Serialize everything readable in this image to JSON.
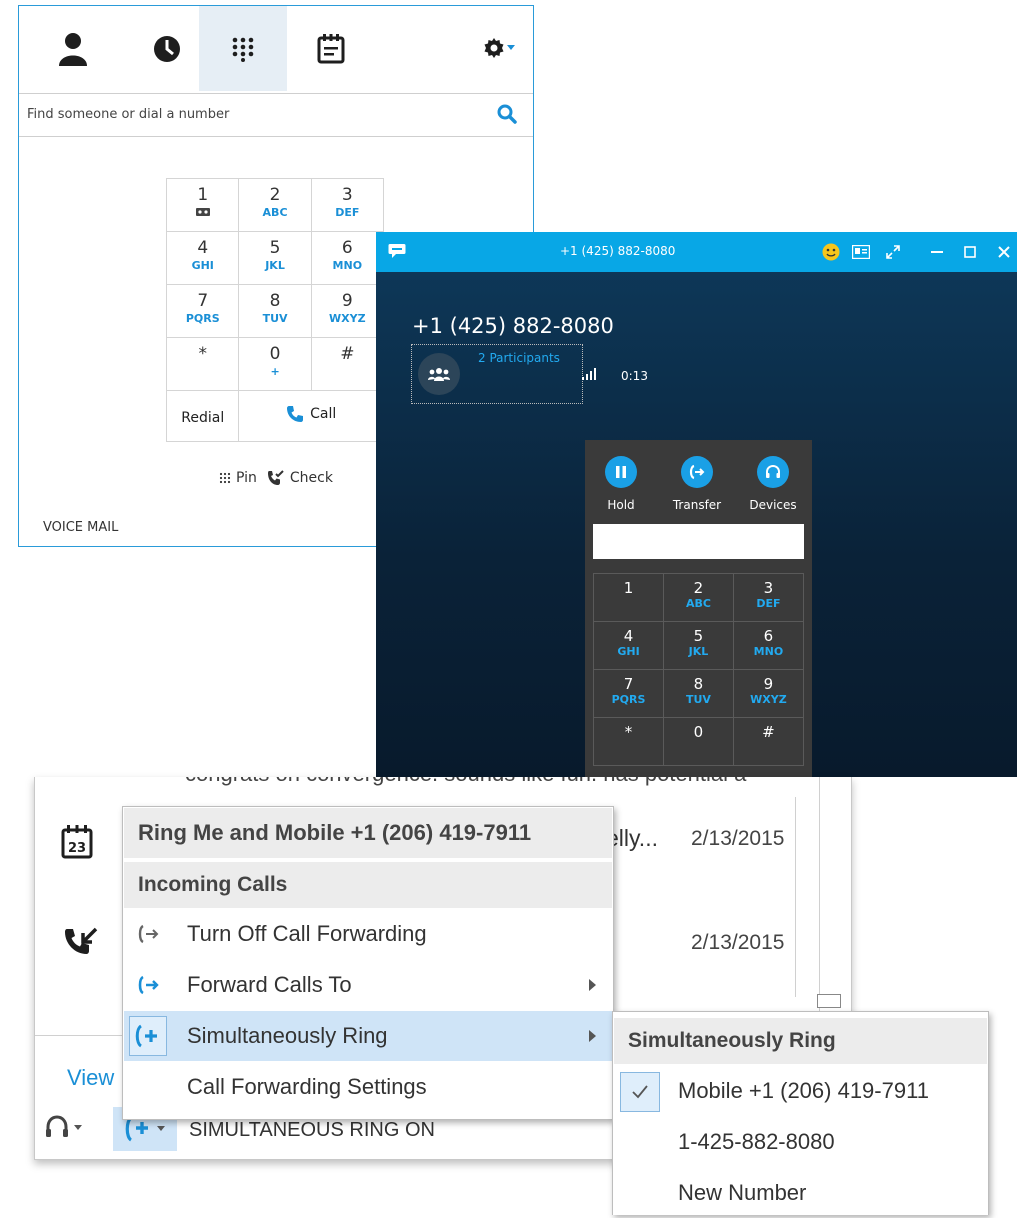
{
  "dialer": {
    "tabs": [
      {
        "name": "contacts",
        "icon": "person-icon"
      },
      {
        "name": "recent",
        "icon": "clock-icon"
      },
      {
        "name": "dial-pad",
        "icon": "dialpad-icon",
        "active": true
      },
      {
        "name": "meetings",
        "icon": "notepad-icon"
      }
    ],
    "settings_icon": "gear-icon",
    "search_placeholder": "Find someone or dial a number",
    "keypad": [
      {
        "digit": "1",
        "letters": "",
        "icon": "voicemail-icon"
      },
      {
        "digit": "2",
        "letters": "ABC"
      },
      {
        "digit": "3",
        "letters": "DEF"
      },
      {
        "digit": "4",
        "letters": "GHI"
      },
      {
        "digit": "5",
        "letters": "JKL"
      },
      {
        "digit": "6",
        "letters": "MNO"
      },
      {
        "digit": "7",
        "letters": "PQRS"
      },
      {
        "digit": "8",
        "letters": "TUV"
      },
      {
        "digit": "9",
        "letters": "WXYZ"
      },
      {
        "digit": "*",
        "letters": ""
      },
      {
        "digit": "0",
        "letters": "+"
      },
      {
        "digit": "#",
        "letters": ""
      }
    ],
    "redial_label": "Redial",
    "call_label": "Call",
    "pin_label": "Pin",
    "check_label": "Check",
    "voicemail_label": "VOICE MAIL"
  },
  "call_window": {
    "title": "+1 (425) 882-8080",
    "number": "+1 (425) 882-8080",
    "participants_label": "2 Participants",
    "duration": "0:13",
    "buttons": [
      {
        "label": "Hold",
        "icon": "pause-icon"
      },
      {
        "label": "Transfer",
        "icon": "transfer-icon"
      },
      {
        "label": "Devices",
        "icon": "headset-icon"
      }
    ],
    "keypad": [
      {
        "digit": "1",
        "letters": ""
      },
      {
        "digit": "2",
        "letters": "ABC"
      },
      {
        "digit": "3",
        "letters": "DEF"
      },
      {
        "digit": "4",
        "letters": "GHI"
      },
      {
        "digit": "5",
        "letters": "JKL"
      },
      {
        "digit": "6",
        "letters": "MNO"
      },
      {
        "digit": "7",
        "letters": "PQRS"
      },
      {
        "digit": "8",
        "letters": "TUV"
      },
      {
        "digit": "9",
        "letters": "WXYZ"
      },
      {
        "digit": "*",
        "letters": ""
      },
      {
        "digit": "0",
        "letters": ""
      },
      {
        "digit": "#",
        "letters": ""
      }
    ]
  },
  "main_window": {
    "cut_text": "congrats on convergence. sounds like fun. has potential a",
    "rows": [
      {
        "text": "elly...",
        "date": "2/13/2015",
        "icon": "calendar-icon"
      },
      {
        "text": "",
        "date": "2/13/2015",
        "icon": "missed-call-icon"
      }
    ],
    "view_link": "View",
    "status_text": "SIMULTANEOUS RING ON"
  },
  "menu": {
    "header": "Ring Me and Mobile +1 (206) 419-7911",
    "section": "Incoming Calls",
    "items": [
      {
        "label": "Turn Off Call Forwarding",
        "icon": "forward-off-icon"
      },
      {
        "label": "Forward Calls To",
        "icon": "forward-icon",
        "submenu": true
      },
      {
        "label": "Simultaneously Ring",
        "icon": "simul-ring-icon",
        "submenu": true,
        "selected": true
      },
      {
        "label": "Call Forwarding Settings",
        "icon": ""
      }
    ]
  },
  "submenu": {
    "header": "Simultaneously Ring",
    "items": [
      {
        "label": "Mobile +1 (206) 419-7911",
        "checked": true
      },
      {
        "label": "1-425-882-8080",
        "checked": false
      },
      {
        "label": "New Number",
        "checked": false
      }
    ]
  },
  "colors": {
    "accent": "#1a8fd6",
    "call_titlebar": "#08a7e6",
    "menu_highlight": "#cfe4f7"
  }
}
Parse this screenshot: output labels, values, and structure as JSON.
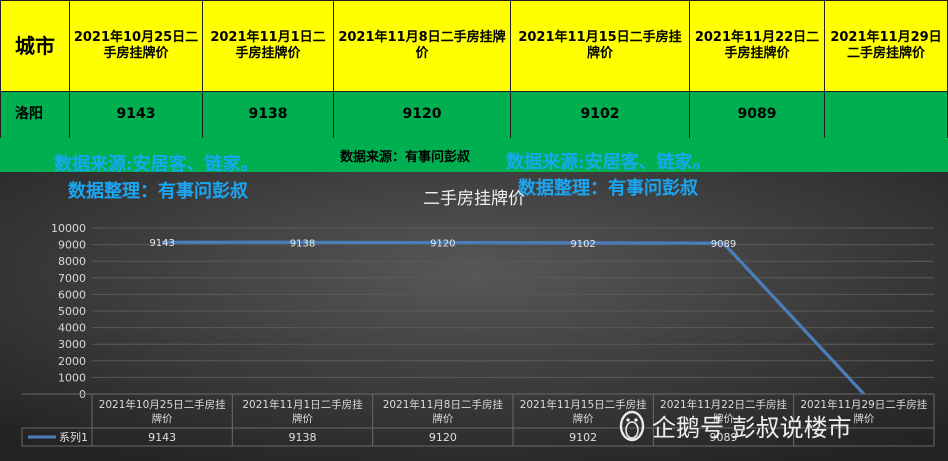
{
  "table": {
    "city_header": "城市",
    "columns": [
      "2021年10月25日二手房挂牌价",
      "2021年11月1日二手房挂牌价",
      "2021年11月8日二手房挂牌价",
      "2021年11月15日二手房挂牌价",
      "2021年11月22日二手房挂牌价",
      "2021年11月29日二手房挂牌价"
    ],
    "city": "洛阳",
    "values": [
      "9143",
      "9138",
      "9120",
      "9102",
      "9089",
      ""
    ]
  },
  "source_center": "数据来源：有事问彭叔",
  "watermarks": {
    "source": "数据来源:安居客、链家。",
    "curator": "数据整理：有事问彭叔"
  },
  "brand": "企鹅号 彭叔说楼市",
  "colors": {
    "header_bg": "#ffff00",
    "row_bg": "#00b050",
    "line": "#4a7ebb",
    "watermark": "#1aa6f0"
  },
  "chart_data": {
    "type": "line",
    "title": "二手房挂牌价",
    "categories": [
      "2021年10月25日二手房挂牌价",
      "2021年11月1日二手房挂牌价",
      "2021年11月8日二手房挂牌价",
      "2021年11月15日二手房挂牌价",
      "2021年11月22日二手房挂牌价",
      "2021年11月29日二手房挂牌价"
    ],
    "series": [
      {
        "name": "系列1",
        "values": [
          9143,
          9138,
          9120,
          9102,
          9089,
          0
        ]
      }
    ],
    "data_labels": [
      "9143",
      "9138",
      "9120",
      "9102",
      "9089",
      ""
    ],
    "table_values": [
      "9143",
      "9138",
      "9120",
      "9102",
      "9089",
      ""
    ],
    "ylim": [
      0,
      10000
    ],
    "yticks": [
      0,
      1000,
      2000,
      3000,
      4000,
      5000,
      6000,
      7000,
      8000,
      9000,
      10000
    ],
    "grid": true,
    "legend": "data-table"
  }
}
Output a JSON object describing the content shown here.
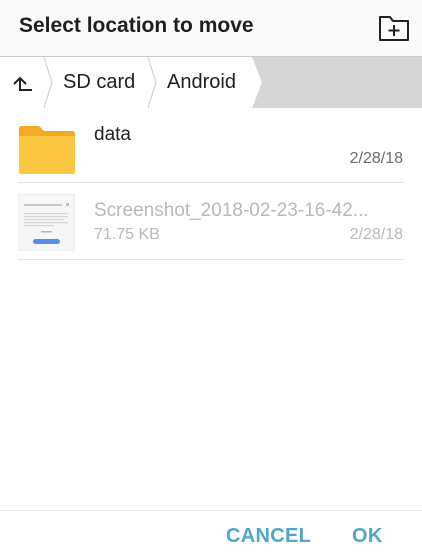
{
  "dialog": {
    "title": "Select location to move",
    "new_folder_icon": "new-folder-icon"
  },
  "breadcrumb": {
    "up_icon": "up-arrow-icon",
    "items": [
      {
        "label": "SD card"
      },
      {
        "label": "Android"
      }
    ]
  },
  "files": [
    {
      "name": "data",
      "type": "folder",
      "icon": "folder-icon",
      "date": "2/28/18",
      "enabled": true
    },
    {
      "name": "Screenshot_2018-02-23-16-42...",
      "type": "image",
      "icon": "image-thumbnail",
      "size": "71.75 KB",
      "date": "2/28/18",
      "enabled": false
    }
  ],
  "actions": {
    "cancel": "CANCEL",
    "ok": "OK"
  },
  "colors": {
    "accent": "#4fa6c9",
    "folder": "#f9c23c",
    "breadcrumb_bg": "#d6d6d6",
    "disabled_text": "#b8b8b8"
  }
}
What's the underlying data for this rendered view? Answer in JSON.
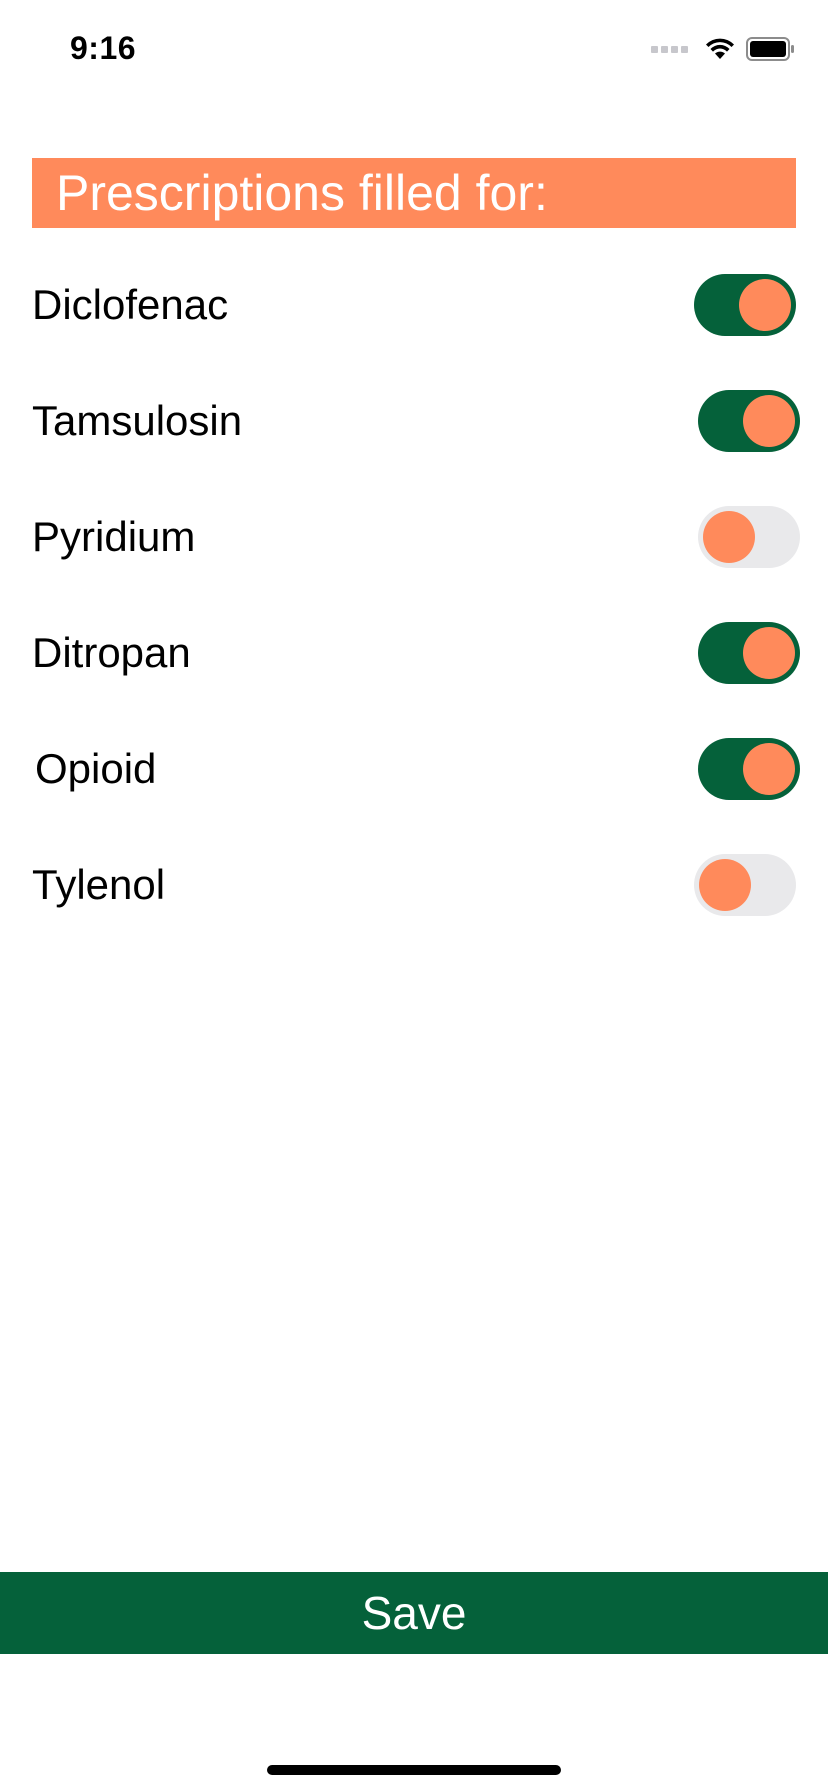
{
  "status_bar": {
    "time": "9:16",
    "icons": [
      "signal-icon",
      "wifi-icon",
      "battery-icon"
    ]
  },
  "header": {
    "title": "Prescriptions filled for:"
  },
  "prescriptions": [
    {
      "label": "Diclofenac",
      "on": true
    },
    {
      "label": "Tamsulosin",
      "on": true
    },
    {
      "label": "Pyridium",
      "on": false
    },
    {
      "label": "Ditropan",
      "on": true
    },
    {
      "label": "Opioid",
      "on": true
    },
    {
      "label": "Tylenol",
      "on": false
    }
  ],
  "save_button": {
    "label": "Save"
  },
  "colors": {
    "accent": "#ff8a5b",
    "primary": "#05613a",
    "toggle_off": "#e9e9eb"
  }
}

* * * * * * *

## EXERCISE DIRECTIONS
Quote every record above exactly, omitting any pictures they contain.

## RESULT FOR THIS EXERCISE
Serialize everything readable in this image to JSON.
{
  "dialer": {
    "tabs": [
      {
        "name": "contacts",
        "icon": "person-icon"
      },
      {
        "name": "recent",
        "icon": "clock-icon"
      },
      {
        "name": "dial-pad",
        "icon": "dialpad-icon",
        "active": true
      },
      {
        "name": "meetings",
        "icon": "notepad-icon"
      }
    ],
    "settings_icon": "gear-icon",
    "search_placeholder": "Find someone or dial a number",
    "keypad": [
      {
        "digit": "1",
        "letters": "",
        "icon": "voicemail-icon"
      },
      {
        "digit": "2",
        "letters": "ABC"
      },
      {
        "digit": "3",
        "letters": "DEF"
      },
      {
        "digit": "4",
        "letters": "GHI"
      },
      {
        "digit": "5",
        "letters": "JKL"
      },
      {
        "digit": "6",
        "letters": "MNO"
      },
      {
        "digit": "7",
        "letters": "PQRS"
      },
      {
        "digit": "8",
        "letters": "TUV"
      },
      {
        "digit": "9",
        "letters": "WXYZ"
      },
      {
        "digit": "*",
        "letters": ""
      },
      {
        "digit": "0",
        "letters": "+"
      },
      {
        "digit": "#",
        "letters": ""
      }
    ],
    "redial_label": "Redial",
    "call_label": "Call",
    "pin_label": "Pin",
    "check_label": "Check",
    "voicemail_label": "VOICE MAIL"
  },
  "call_window": {
    "title": "+1 (425) 882-8080",
    "number": "+1 (425) 882-8080",
    "participants_label": "2 Participants",
    "duration": "0:13",
    "buttons": [
      {
        "label": "Hold",
        "icon": "pause-icon"
      },
      {
        "label": "Transfer",
        "icon": "transfer-icon"
      },
      {
        "label": "Devices",
        "icon": "headset-icon"
      }
    ],
    "keypad": [
      {
        "digit": "1",
        "letters": ""
      },
      {
        "digit": "2",
        "letters": "ABC"
      },
      {
        "digit": "3",
        "letters": "DEF"
      },
      {
        "digit": "4",
        "letters": "GHI"
      },
      {
        "digit": "5",
        "letters": "JKL"
      },
      {
        "digit": "6",
        "letters": "MNO"
      },
      {
        "digit": "7",
        "letters": "PQRS"
      },
      {
        "digit": "8",
        "letters": "TUV"
      },
      {
        "digit": "9",
        "letters": "WXYZ"
      },
      {
        "digit": "*",
        "letters": ""
      },
      {
        "digit": "0",
        "letters": ""
      },
      {
        "digit": "#",
        "letters": ""
      }
    ]
  },
  "main_window": {
    "cut_text": "congrats on convergence. sounds like fun. has potential a",
    "rows": [
      {
        "text": "elly...",
        "date": "2/13/2015",
        "icon": "calendar-icon"
      },
      {
        "text": "",
        "date": "2/13/2015",
        "icon": "missed-call-icon"
      }
    ],
    "view_link": "View",
    "status_text": "SIMULTANEOUS RING ON"
  },
  "menu": {
    "header": "Ring Me and Mobile +1 (206) 419-7911",
    "section": "Incoming Calls",
    "items": [
      {
        "label": "Turn Off Call Forwarding",
        "icon": "forward-off-icon"
      },
      {
        "label": "Forward Calls To",
        "icon": "forward-icon",
        "submenu": true
      },
      {
        "label": "Simultaneously Ring",
        "icon": "simul-ring-icon",
        "submenu": true,
        "selected": true
      },
      {
        "label": "Call Forwarding Settings",
        "icon": ""
      }
    ]
  },
  "submenu": {
    "header": "Simultaneously Ring",
    "items": [
      {
        "label": "Mobile +1 (206) 419-7911",
        "checked": true
      },
      {
        "label": "1-425-882-8080",
        "checked": false
      },
      {
        "label": "New Number",
        "checked": false
      }
    ]
  },
  "colors": {
    "accent": "#1a8fd6",
    "call_titlebar": "#08a7e6",
    "menu_highlight": "#cfe4f7"
  }
}
Parse this screenshot: output labels, values, and structure as JSON.
{
  "table": {
    "city_header": "城市",
    "columns": [
      "2021年10月25日二手房挂牌价",
      "2021年11月1日二手房挂牌价",
      "2021年11月8日二手房挂牌价",
      "2021年11月15日二手房挂牌价",
      "2021年11月22日二手房挂牌价",
      "2021年11月29日二手房挂牌价"
    ],
    "city": "洛阳",
    "values": [
      "9143",
      "9138",
      "9120",
      "9102",
      "9089",
      ""
    ]
  },
  "source_center": "数据来源：有事问彭叔",
  "watermarks": {
    "source": "数据来源:安居客、链家。",
    "curator": "数据整理：有事问彭叔"
  },
  "brand": "企鹅号 彭叔说楼市",
  "colors": {
    "header_bg": "#ffff00",
    "row_bg": "#00b050",
    "line": "#4a7ebb",
    "watermark": "#1aa6f0"
  },
  "chart_data": {
    "type": "line",
    "title": "二手房挂牌价",
    "categories": [
      "2021年10月25日二手房挂牌价",
      "2021年11月1日二手房挂牌价",
      "2021年11月8日二手房挂牌价",
      "2021年11月15日二手房挂牌价",
      "2021年11月22日二手房挂牌价",
      "2021年11月29日二手房挂牌价"
    ],
    "series": [
      {
        "name": "系列1",
        "values": [
          9143,
          9138,
          9120,
          9102,
          9089,
          0
        ]
      }
    ],
    "data_labels": [
      "9143",
      "9138",
      "9120",
      "9102",
      "9089",
      ""
    ],
    "table_values": [
      "9143",
      "9138",
      "9120",
      "9102",
      "9089",
      ""
    ],
    "ylim": [
      0,
      10000
    ],
    "yticks": [
      0,
      1000,
      2000,
      3000,
      4000,
      5000,
      6000,
      7000,
      8000,
      9000,
      10000
    ],
    "grid": true,
    "legend": "data-table"
  }
}
Output a JSON object describing the content shown here.
{
  "dialog": {
    "title": "Select location to move",
    "new_folder_icon": "new-folder-icon"
  },
  "breadcrumb": {
    "up_icon": "up-arrow-icon",
    "items": [
      {
        "label": "SD card"
      },
      {
        "label": "Android"
      }
    ]
  },
  "files": [
    {
      "name": "data",
      "type": "folder",
      "icon": "folder-icon",
      "date": "2/28/18",
      "enabled": true
    },
    {
      "name": "Screenshot_2018-02-23-16-42...",
      "type": "image",
      "icon": "image-thumbnail",
      "size": "71.75 KB",
      "date": "2/28/18",
      "enabled": false
    }
  ],
  "actions": {
    "cancel": "CANCEL",
    "ok": "OK"
  },
  "colors": {
    "accent": "#4fa6c9",
    "folder": "#f9c23c",
    "breadcrumb_bg": "#d6d6d6",
    "disabled_text": "#b8b8b8"
  }
}
What's the underlying data for this rendered view? Answer in JSON.
{
  "status_bar": {
    "time": "9:16",
    "icons": [
      "signal-icon",
      "wifi-icon",
      "battery-icon"
    ]
  },
  "header": {
    "title": "Prescriptions filled for:"
  },
  "prescriptions": [
    {
      "label": "Diclofenac",
      "on": true
    },
    {
      "label": "Tamsulosin",
      "on": true
    },
    {
      "label": "Pyridium",
      "on": false
    },
    {
      "label": "Ditropan",
      "on": true
    },
    {
      "label": "Opioid",
      "on": true
    },
    {
      "label": "Tylenol",
      "on": false
    }
  ],
  "save_button": {
    "label": "Save"
  },
  "colors": {
    "accent": "#ff8a5b",
    "primary": "#05613a",
    "toggle_off": "#e9e9eb"
  }
}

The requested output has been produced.